- [Set of tasks]:
A. From the ServiceNow Virtual Agent article, output the passage that begins at the words "The conclusion of" and stops after the words "connect support queue.", copied word for word.
B. According to the ServiceNow Virtual Agent article, how long does a previewed topic stay in the runtime topic table before it is cleaned up?
C. Summarize the ServiceNow Virtual Agent article in two sentences.

====== Excerpt to read

Virtual Agent is a new feature in the London version of ServiceNow. I have dived deep into this new feature to share with you. Virtual Agent is a form of chatbot which helps guide users with conversation style interactions to get them the information they need or aid them to input a request to your ServiceNow instance. The guided interaction can result in delivering the user a knowledge article, helping them fill out and submit a request, or get them to the right human support queue.
Let’s take a look at what this interaction looks like. It starts with a user invoking an interaction. This can be done in many different ways. It can be done via a service portal widget, stand-alone HTML client, integrations with slack or teams, or via iOS or Android applications. Each of these different interaction methods must be set up and configured instructions can be found in the Docs Site. Most of my screenshots will be from the standalone HTML client.
As you can see above you have the bot interacting with the user in human language as a conversation. We will follow the example topic flow for requesting a change for most of this post. Users are prompted for the type of change and the details required to get a change request ready for submission all within the conversation. The logic that drives this interaction is built in the Virtual Agent Designer.
Virtual Agent Designer
Each Agent workflow is called a Topic. To build the topics you utilize the Virtual Agent Designer. The designer is a visual workflow editor that is built from activities through a drag and drop interface. You can filter access via roles and scope to any topic. The keywords are words that will cause this topic to be invoked in a conversation. Let’s take a look at the components of the designer. First up on the left-hand side are the activities you will use to build your logic. They are broken up into User Inputs, Bot Responses, Utilities, and Script Variables.
These components are how the interactions are put together. Take special note of the script variables. These are how activities pass information. The activities use vainputs.variablename to read and write to those variables. The other variables are just for workflow logic and are referenced with vavars.variable name. The main window of the designer is where the logic is built. These variables can be scripted and respect the scope in which the scope the script is run in.
The preview button in the top right is very important while building your Topic. Saving and previewing is important to do as you are building your topic. Getting a topic interaction to be easy for the end user is a very iterative process. I highly suggest building and testing as you go. The topics are stored on the sys_cb_topic table. Even the layout and position of the workflow is stored as a JSON object. When you preview a topic, it is placed temporarily in the runtime topic table: sys_cs_topic. These are cleaned up after 12 hours.
The conclusion of your topic might be transferring to a live agent, creating a record, or delivering information like from a knowledge base. To transfer to a live agent you can use vaSystem.connectToAgent() in a scripted action or the user selecting that option from the menu. Either of these methods results in the transition to the appropriate connect support queue.
When you are ready to deploy your Topic you utilize the normal development methods to promote from your development instance to deploy it up to production. You can also export a topic to XML for sharing with others. Delegated development and domain separation are both supported.

============
====== Listed entries

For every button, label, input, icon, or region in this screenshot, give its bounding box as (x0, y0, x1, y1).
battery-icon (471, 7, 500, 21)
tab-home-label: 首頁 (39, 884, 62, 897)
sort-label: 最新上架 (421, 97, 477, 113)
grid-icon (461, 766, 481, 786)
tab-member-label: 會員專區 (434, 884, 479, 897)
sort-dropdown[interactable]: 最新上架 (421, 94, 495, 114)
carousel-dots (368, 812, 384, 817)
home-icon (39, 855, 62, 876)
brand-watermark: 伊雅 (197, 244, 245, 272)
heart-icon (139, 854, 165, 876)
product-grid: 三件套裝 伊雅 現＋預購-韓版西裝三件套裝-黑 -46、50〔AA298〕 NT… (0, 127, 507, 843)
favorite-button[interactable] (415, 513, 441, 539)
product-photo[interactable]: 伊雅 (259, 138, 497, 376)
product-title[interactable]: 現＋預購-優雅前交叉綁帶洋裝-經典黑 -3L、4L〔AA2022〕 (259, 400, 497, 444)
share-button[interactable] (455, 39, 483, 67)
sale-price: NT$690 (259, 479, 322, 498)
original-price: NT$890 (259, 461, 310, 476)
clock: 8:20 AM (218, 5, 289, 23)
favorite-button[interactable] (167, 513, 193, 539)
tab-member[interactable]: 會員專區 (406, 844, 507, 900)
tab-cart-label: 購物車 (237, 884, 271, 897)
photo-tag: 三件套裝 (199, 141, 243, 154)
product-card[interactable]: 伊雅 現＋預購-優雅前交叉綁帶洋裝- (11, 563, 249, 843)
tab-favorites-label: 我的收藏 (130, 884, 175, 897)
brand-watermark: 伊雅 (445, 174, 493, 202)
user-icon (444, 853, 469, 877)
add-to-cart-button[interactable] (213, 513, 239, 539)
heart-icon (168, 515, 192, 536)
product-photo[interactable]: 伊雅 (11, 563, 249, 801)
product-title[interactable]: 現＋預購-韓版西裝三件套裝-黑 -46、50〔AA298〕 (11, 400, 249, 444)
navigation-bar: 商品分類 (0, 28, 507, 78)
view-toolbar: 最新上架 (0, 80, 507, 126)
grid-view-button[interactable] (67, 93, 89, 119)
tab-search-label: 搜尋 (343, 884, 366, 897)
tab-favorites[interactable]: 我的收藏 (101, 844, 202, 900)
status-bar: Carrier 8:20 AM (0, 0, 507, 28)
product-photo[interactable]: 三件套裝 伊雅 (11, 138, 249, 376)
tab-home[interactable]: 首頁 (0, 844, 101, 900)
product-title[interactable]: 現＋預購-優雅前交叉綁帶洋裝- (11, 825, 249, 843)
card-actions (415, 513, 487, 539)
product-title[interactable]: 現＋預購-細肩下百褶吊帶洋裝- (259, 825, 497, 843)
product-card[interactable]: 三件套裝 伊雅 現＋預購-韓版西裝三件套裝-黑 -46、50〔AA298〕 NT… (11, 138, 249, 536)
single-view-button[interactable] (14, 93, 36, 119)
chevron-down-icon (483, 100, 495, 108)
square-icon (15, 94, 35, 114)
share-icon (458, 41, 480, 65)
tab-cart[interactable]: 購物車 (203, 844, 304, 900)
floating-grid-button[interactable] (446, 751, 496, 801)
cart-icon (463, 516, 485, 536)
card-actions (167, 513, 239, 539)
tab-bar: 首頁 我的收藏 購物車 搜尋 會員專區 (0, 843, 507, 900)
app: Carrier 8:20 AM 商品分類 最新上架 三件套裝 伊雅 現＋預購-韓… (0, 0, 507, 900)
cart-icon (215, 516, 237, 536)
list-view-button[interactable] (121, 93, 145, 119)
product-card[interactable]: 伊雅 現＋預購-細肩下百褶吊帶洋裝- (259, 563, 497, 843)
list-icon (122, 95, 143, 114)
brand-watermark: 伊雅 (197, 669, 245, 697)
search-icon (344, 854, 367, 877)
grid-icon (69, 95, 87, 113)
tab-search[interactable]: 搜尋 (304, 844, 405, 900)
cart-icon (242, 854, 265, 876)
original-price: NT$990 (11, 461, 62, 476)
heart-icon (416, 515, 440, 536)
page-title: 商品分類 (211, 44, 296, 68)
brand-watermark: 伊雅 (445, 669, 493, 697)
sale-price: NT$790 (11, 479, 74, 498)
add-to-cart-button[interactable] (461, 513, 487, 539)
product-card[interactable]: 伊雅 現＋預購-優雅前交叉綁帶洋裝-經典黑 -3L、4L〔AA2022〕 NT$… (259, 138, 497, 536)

============

- [Solutions to the tasks]:
A.
The conclusion of your topic might be transferring to a live agent, creating a record, or delivering information like from a knowledge base. To transfer to a live agent you can use vaSystem.connectToAgent() in a scripted action or the user selecting that option from the menu. Either of these methods results in the transition to the appropriate connect support queue.

B. 12 hours.

C. Virtual Agent, a new feature in the London version of ServiceNow, is a chatbot that guides users through conversation-style interactions to deliver a knowledge article, help them submit a request, or get them to the right human support queue. Its workflows, called Topics, are built in the Virtual Agent Designer, a drag-and-drop visual editor, and are promoted to production through the normal development methods.